WHAT IS NEEDED: Select each line where the word "icon" appears.

EXERCISE DATA:
==================================================

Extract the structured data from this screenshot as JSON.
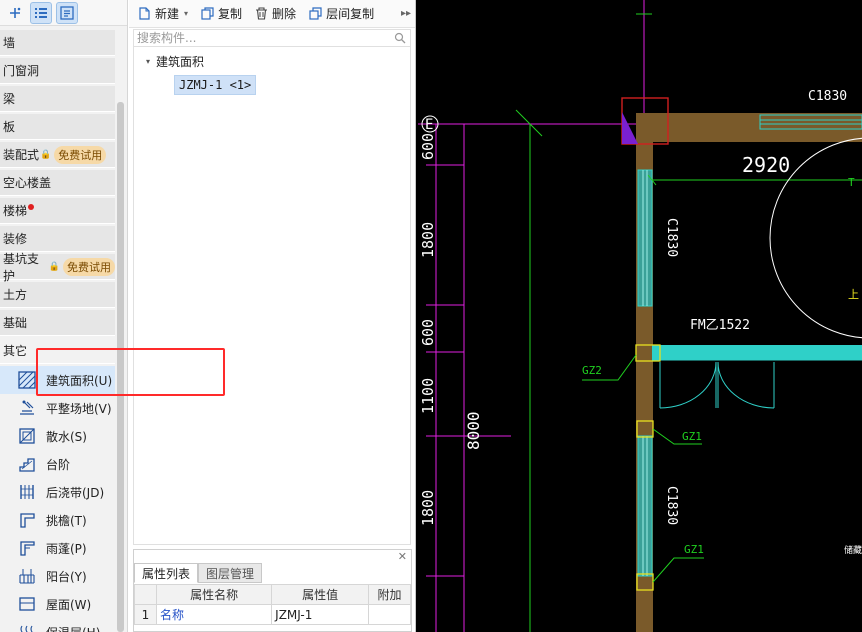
{
  "left_panel": {
    "categories": [
      {
        "label": "墙"
      },
      {
        "label": "门窗洞"
      },
      {
        "label": "梁"
      },
      {
        "label": "板"
      },
      {
        "label": "装配式",
        "badge": "免费试用"
      },
      {
        "label": "空心楼盖"
      },
      {
        "label": "楼梯"
      },
      {
        "label": "装修"
      },
      {
        "label": "基坑支护",
        "badge": "免费试用"
      },
      {
        "label": "土方"
      },
      {
        "label": "基础"
      },
      {
        "label": "其它"
      }
    ],
    "sub_items": [
      {
        "label": "建筑面积(U)",
        "icon": "building-area-icon"
      },
      {
        "label": "平整场地(V)",
        "icon": "site-leveling-icon"
      },
      {
        "label": "散水(S)",
        "icon": "apron-icon"
      },
      {
        "label": "台阶",
        "icon": "steps-icon"
      },
      {
        "label": "后浇带(JD)",
        "icon": "post-cast-strip-icon"
      },
      {
        "label": "挑檐(T)",
        "icon": "eave-icon"
      },
      {
        "label": "雨蓬(P)",
        "icon": "canopy-icon"
      },
      {
        "label": "阳台(Y)",
        "icon": "balcony-icon"
      },
      {
        "label": "屋面(W)",
        "icon": "roof-icon"
      },
      {
        "label": "保温层(H)",
        "icon": "insulation-icon"
      }
    ]
  },
  "mid_panel": {
    "toolbar": {
      "new_label": "新建",
      "copy_label": "复制",
      "delete_label": "删除",
      "floor_copy_label": "层间复制"
    },
    "search": {
      "placeholder": "搜索构件..."
    },
    "tree": {
      "root_label": "建筑面积",
      "leaf_label": "JZMJ-1 <1>"
    }
  },
  "properties": {
    "tabs": [
      "属性列表",
      "图层管理"
    ],
    "headers": {
      "name": "属性名称",
      "value": "属性值",
      "extra": "附加"
    },
    "rows": [
      {
        "num": "1",
        "name": "名称",
        "value": "JZMJ-1"
      }
    ]
  },
  "cad": {
    "labels": {
      "axis_e": "E",
      "window_top": "C1830",
      "span_width": "2920",
      "window_left_upper": "C1830",
      "door": "FM乙1522",
      "col_gz2": "GZ2",
      "col_gz1_a": "GZ1",
      "col_gz1_b": "GZ1",
      "window_left_lower": "C1830",
      "dim_total": "8000",
      "dim_600_a": "600",
      "dim_1800_a": "1800",
      "dim_600_b": "600",
      "dim_1100": "1100",
      "dim_1800_b": "1800",
      "room_text": "储藏"
    },
    "colors": {
      "wall": "#7a5a2a",
      "window": "#2fd0c8",
      "dim_line": "#e020e0",
      "green": "#20d020",
      "column": "#e8e020"
    }
  }
}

==================================================

ANSWER:
        "icon": "building-area-icon"
        "icon": "site-leveling-icon"
        "icon": "apron-icon"
        "icon": "steps-icon"
        "icon": "post-cast-strip-icon"
        "icon": "eave-icon"
        "icon": "canopy-icon"
        "icon": "balcony-icon"
        "icon": "roof-icon"
        "icon": "insulation-icon"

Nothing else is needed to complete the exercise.